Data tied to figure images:
+++++

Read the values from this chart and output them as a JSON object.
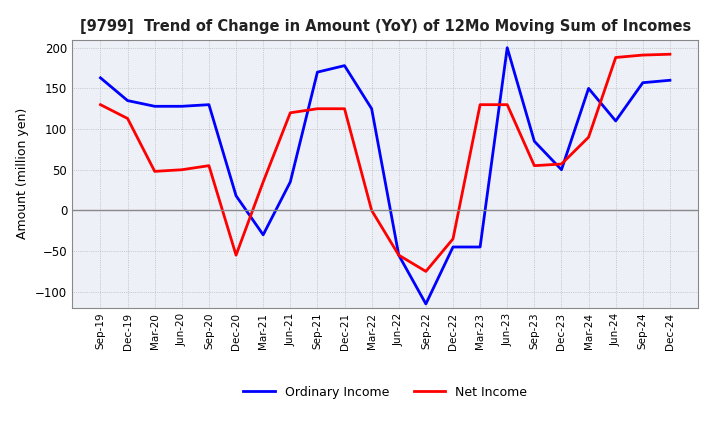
{
  "title": "[9799]  Trend of Change in Amount (YoY) of 12Mo Moving Sum of Incomes",
  "ylabel": "Amount (million yen)",
  "ylim": [
    -120,
    210
  ],
  "yticks": [
    -100,
    -50,
    0,
    50,
    100,
    150,
    200
  ],
  "x_labels": [
    "Sep-19",
    "Dec-19",
    "Mar-20",
    "Jun-20",
    "Sep-20",
    "Dec-20",
    "Mar-21",
    "Jun-21",
    "Sep-21",
    "Dec-21",
    "Mar-22",
    "Jun-22",
    "Sep-22",
    "Dec-22",
    "Mar-23",
    "Jun-23",
    "Sep-23",
    "Dec-23",
    "Mar-24",
    "Jun-24",
    "Sep-24",
    "Dec-24"
  ],
  "ordinary_income": [
    163,
    135,
    128,
    128,
    130,
    18,
    -30,
    35,
    170,
    178,
    125,
    -55,
    -115,
    -45,
    -45,
    200,
    85,
    50,
    150,
    110,
    157,
    160
  ],
  "net_income": [
    130,
    113,
    48,
    50,
    55,
    -55,
    35,
    120,
    125,
    125,
    0,
    -55,
    -75,
    -35,
    130,
    130,
    55,
    57,
    90,
    188,
    191,
    192
  ],
  "ordinary_color": "#0000ff",
  "net_color": "#ff0000",
  "legend_labels": [
    "Ordinary Income",
    "Net Income"
  ],
  "background_color": "#ffffff",
  "plot_bg_color": "#eef0f8",
  "grid_color": "#aaaaaa"
}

+++++

> **EXERCISE DIRECTIONS**:
Copy all the records above exactly, but leave out the pictures.

> **RESULT**:
Read the values from this chart and output them as a JSON object.
{
  "title": "[9799]  Trend of Change in Amount (YoY) of 12Mo Moving Sum of Incomes",
  "ylabel": "Amount (million yen)",
  "ylim": [
    -120,
    210
  ],
  "yticks": [
    -100,
    -50,
    0,
    50,
    100,
    150,
    200
  ],
  "x_labels": [
    "Sep-19",
    "Dec-19",
    "Mar-20",
    "Jun-20",
    "Sep-20",
    "Dec-20",
    "Mar-21",
    "Jun-21",
    "Sep-21",
    "Dec-21",
    "Mar-22",
    "Jun-22",
    "Sep-22",
    "Dec-22",
    "Mar-23",
    "Jun-23",
    "Sep-23",
    "Dec-23",
    "Mar-24",
    "Jun-24",
    "Sep-24",
    "Dec-24"
  ],
  "ordinary_income": [
    163,
    135,
    128,
    128,
    130,
    18,
    -30,
    35,
    170,
    178,
    125,
    -55,
    -115,
    -45,
    -45,
    200,
    85,
    50,
    150,
    110,
    157,
    160
  ],
  "net_income": [
    130,
    113,
    48,
    50,
    55,
    -55,
    35,
    120,
    125,
    125,
    0,
    -55,
    -75,
    -35,
    130,
    130,
    55,
    57,
    90,
    188,
    191,
    192
  ],
  "ordinary_color": "#0000ff",
  "net_color": "#ff0000",
  "legend_labels": [
    "Ordinary Income",
    "Net Income"
  ],
  "background_color": "#ffffff",
  "plot_bg_color": "#eef0f8",
  "grid_color": "#aaaaaa"
}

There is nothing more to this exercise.